WHAT IS EXPECTED —
Copy each entry as it stands, leaving nothing out.

━━━

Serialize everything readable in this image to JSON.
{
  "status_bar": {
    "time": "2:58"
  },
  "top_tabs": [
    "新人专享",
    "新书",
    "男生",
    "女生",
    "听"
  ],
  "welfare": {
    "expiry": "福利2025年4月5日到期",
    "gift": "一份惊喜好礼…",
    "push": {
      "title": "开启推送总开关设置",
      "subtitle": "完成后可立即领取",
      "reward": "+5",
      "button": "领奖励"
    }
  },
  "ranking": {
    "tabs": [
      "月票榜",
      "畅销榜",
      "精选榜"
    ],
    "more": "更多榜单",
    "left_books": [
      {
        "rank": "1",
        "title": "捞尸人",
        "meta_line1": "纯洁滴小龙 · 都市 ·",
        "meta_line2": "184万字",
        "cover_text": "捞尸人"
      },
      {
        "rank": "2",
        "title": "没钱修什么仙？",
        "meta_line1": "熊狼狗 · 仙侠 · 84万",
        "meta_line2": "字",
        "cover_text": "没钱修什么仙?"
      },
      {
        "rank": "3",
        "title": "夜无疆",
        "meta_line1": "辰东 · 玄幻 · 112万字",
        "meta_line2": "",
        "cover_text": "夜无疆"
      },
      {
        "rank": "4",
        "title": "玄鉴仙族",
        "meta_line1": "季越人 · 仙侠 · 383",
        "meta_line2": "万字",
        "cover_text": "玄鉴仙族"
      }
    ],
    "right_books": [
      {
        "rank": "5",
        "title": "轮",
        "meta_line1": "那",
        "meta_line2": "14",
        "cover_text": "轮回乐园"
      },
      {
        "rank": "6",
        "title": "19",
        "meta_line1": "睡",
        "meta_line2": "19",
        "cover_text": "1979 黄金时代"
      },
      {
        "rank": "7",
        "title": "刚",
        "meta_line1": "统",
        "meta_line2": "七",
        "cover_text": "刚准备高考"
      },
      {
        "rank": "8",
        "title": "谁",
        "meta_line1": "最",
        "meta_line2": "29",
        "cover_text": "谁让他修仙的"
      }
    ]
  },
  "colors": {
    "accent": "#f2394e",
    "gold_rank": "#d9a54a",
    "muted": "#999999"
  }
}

━━━

ANSWER TO THIS EXERCISE —
Serialize everything readable in this image to JSON.
{
  "status_bar": {
    "time": "2:58"
  },
  "top_tabs": [
    "新人专享",
    "新书",
    "男生",
    "女生",
    "听"
  ],
  "welfare": {
    "expiry": "福利2025年4月5日到期",
    "gift": "一份惊喜好礼…",
    "push": {
      "title": "开启推送总开关设置",
      "subtitle": "完成后可立即领取",
      "reward": "+5",
      "button": "领奖励"
    }
  },
  "ranking": {
    "tabs": [
      "月票榜",
      "畅销榜",
      "精选榜"
    ],
    "more": "更多榜单",
    "left_books": [
      {
        "rank": "1",
        "title": "捞尸人",
        "meta_line1": "纯洁滴小龙 · 都市 ·",
        "meta_line2": "184万字",
        "cover_text": "捞尸人"
      },
      {
        "rank": "2",
        "title": "没钱修什么仙？",
        "meta_line1": "熊狼狗 · 仙侠 · 84万",
        "meta_line2": "字",
        "cover_text": "没钱修什么仙?"
      },
      {
        "rank": "3",
        "title": "夜无疆",
        "meta_line1": "辰东 · 玄幻 · 112万字",
        "meta_line2": "",
        "cover_text": "夜无疆"
      },
      {
        "rank": "4",
        "title": "玄鉴仙族",
        "meta_line1": "季越人 · 仙侠 · 383",
        "meta_line2": "万字",
        "cover_text": "玄鉴仙族"
      }
    ],
    "right_books": [
      {
        "rank": "5",
        "title": "轮",
        "meta_line1": "那",
        "meta_line2": "14",
        "cover_text": "轮回乐园"
      },
      {
        "rank": "6",
        "title": "19",
        "meta_line1": "睡",
        "meta_line2": "19",
        "cover_text": "1979 黄金时代"
      },
      {
        "rank": "7",
        "title": "刚",
        "meta_line1": "统",
        "meta_line2": "七",
        "cover_text": "刚准备高考"
      },
      {
        "rank": "8",
        "title": "谁",
        "meta_line1": "最",
        "meta_line2": "29",
        "cover_text": "谁让他修仙的"
      }
    ]
  },
  "colors": {
    "accent": "#f2394e",
    "gold_rank": "#d9a54a",
    "muted": "#999999"
  }
}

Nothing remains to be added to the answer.